* START EXTRACTED MATERIAL *
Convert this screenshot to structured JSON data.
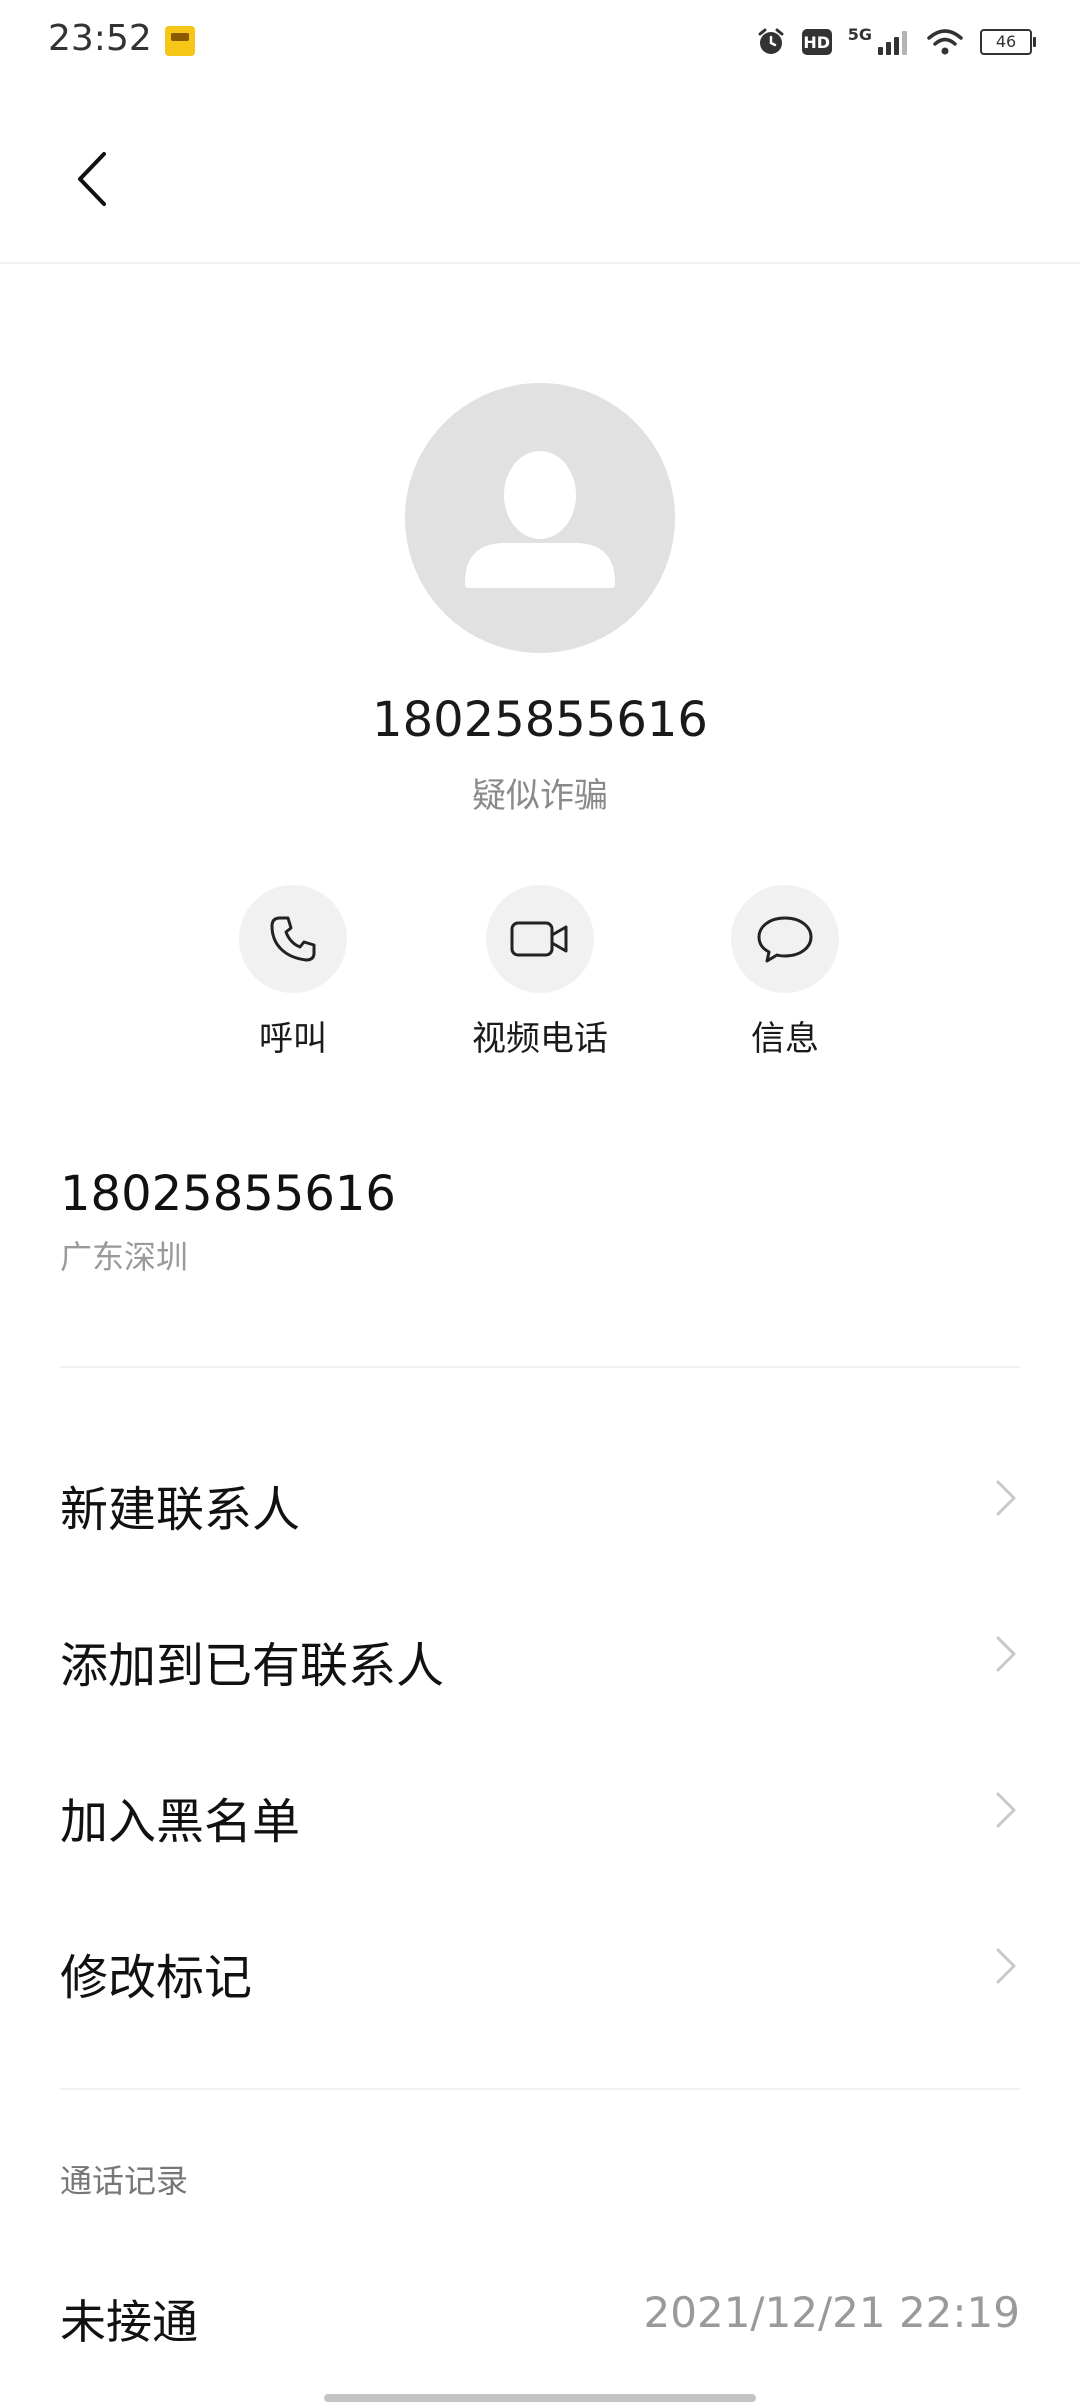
{
  "status_bar": {
    "time": "23:52",
    "hd": "HD",
    "network": "5G",
    "battery": "46"
  },
  "contact": {
    "number": "18025855616",
    "tag": "疑似诈骗"
  },
  "actions": [
    {
      "label": "呼叫",
      "icon": "phone-icon"
    },
    {
      "label": "视频电话",
      "icon": "video-camera-icon"
    },
    {
      "label": "信息",
      "icon": "message-bubble-icon"
    }
  ],
  "number_section": {
    "number": "18025855616",
    "region": "广东深圳"
  },
  "menu": [
    {
      "label": "新建联系人"
    },
    {
      "label": "添加到已有联系人"
    },
    {
      "label": "加入黑名单"
    },
    {
      "label": "修改标记"
    }
  ],
  "call_log": {
    "title": "通话记录",
    "entries": [
      {
        "status": "未接通",
        "time": "2021/12/21 22:19"
      }
    ]
  },
  "colors": {
    "background": "#ffffff",
    "avatar_bg": "#e1e1e1",
    "button_bg": "#f1f1f1",
    "secondary_text": "#9a9a9a"
  }
}
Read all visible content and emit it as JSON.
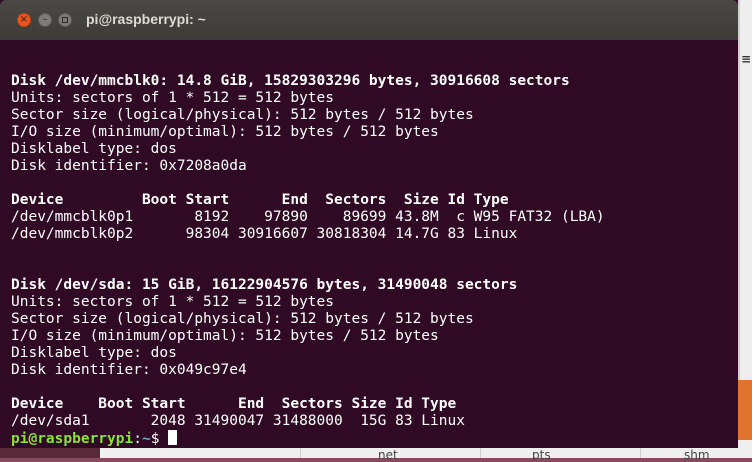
{
  "window": {
    "title": "pi@raspberrypi: ~",
    "close_icon": "×",
    "min_icon": "–"
  },
  "terminal": {
    "lines": [
      {
        "text": "",
        "bold": false
      },
      {
        "text": "Disk /dev/mmcblk0: 14.8 GiB, 15829303296 bytes, 30916608 sectors",
        "bold": true
      },
      {
        "text": "Units: sectors of 1 * 512 = 512 bytes",
        "bold": false
      },
      {
        "text": "Sector size (logical/physical): 512 bytes / 512 bytes",
        "bold": false
      },
      {
        "text": "I/O size (minimum/optimal): 512 bytes / 512 bytes",
        "bold": false
      },
      {
        "text": "Disklabel type: dos",
        "bold": false
      },
      {
        "text": "Disk identifier: 0x7208a0da",
        "bold": false
      },
      {
        "text": "",
        "bold": false
      },
      {
        "text": "Device         Boot Start      End  Sectors  Size Id Type",
        "bold": true
      },
      {
        "text": "/dev/mmcblk0p1       8192    97890    89699 43.8M  c W95 FAT32 (LBA)",
        "bold": false
      },
      {
        "text": "/dev/mmcblk0p2      98304 30916607 30818304 14.7G 83 Linux",
        "bold": false
      },
      {
        "text": "",
        "bold": false
      },
      {
        "text": "",
        "bold": false
      },
      {
        "text": "Disk /dev/sda: 15 GiB, 16122904576 bytes, 31490048 sectors",
        "bold": true
      },
      {
        "text": "Units: sectors of 1 * 512 = 512 bytes",
        "bold": false
      },
      {
        "text": "Sector size (logical/physical): 512 bytes / 512 bytes",
        "bold": false
      },
      {
        "text": "I/O size (minimum/optimal): 512 bytes / 512 bytes",
        "bold": false
      },
      {
        "text": "Disklabel type: dos",
        "bold": false
      },
      {
        "text": "Disk identifier: 0x049c97e4",
        "bold": false
      },
      {
        "text": "",
        "bold": false
      },
      {
        "text": "Device    Boot Start      End  Sectors Size Id Type",
        "bold": true
      },
      {
        "text": "/dev/sda1       2048 31490047 31488000  15G 83 Linux",
        "bold": false
      }
    ],
    "prompt": {
      "user_host": "pi@raspberrypi",
      "separator": ":",
      "path": "~",
      "symbol": "$ "
    }
  },
  "desktop": {
    "right_glyph": "≡",
    "bottom_items": [
      "net",
      "pts",
      "shm"
    ]
  },
  "colors": {
    "terminal_bg": "#300a24",
    "prompt_user": "#8ae234",
    "prompt_path": "#729fcf",
    "close_button": "#e9541f"
  }
}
* END EXTRACTED MATERIAL *
§ WHAT YOU ARE ASKED TO DO
Search the listing above for the string "Linux". Copy every line that contains it.

§ IN RESPONSE
        "text": "/dev/mmcblk0p2      98304 30916607 30818304 14.7G 83 Linux",
        "text": "/dev/sda1       2048 31490047 31488000  15G 83 Linux",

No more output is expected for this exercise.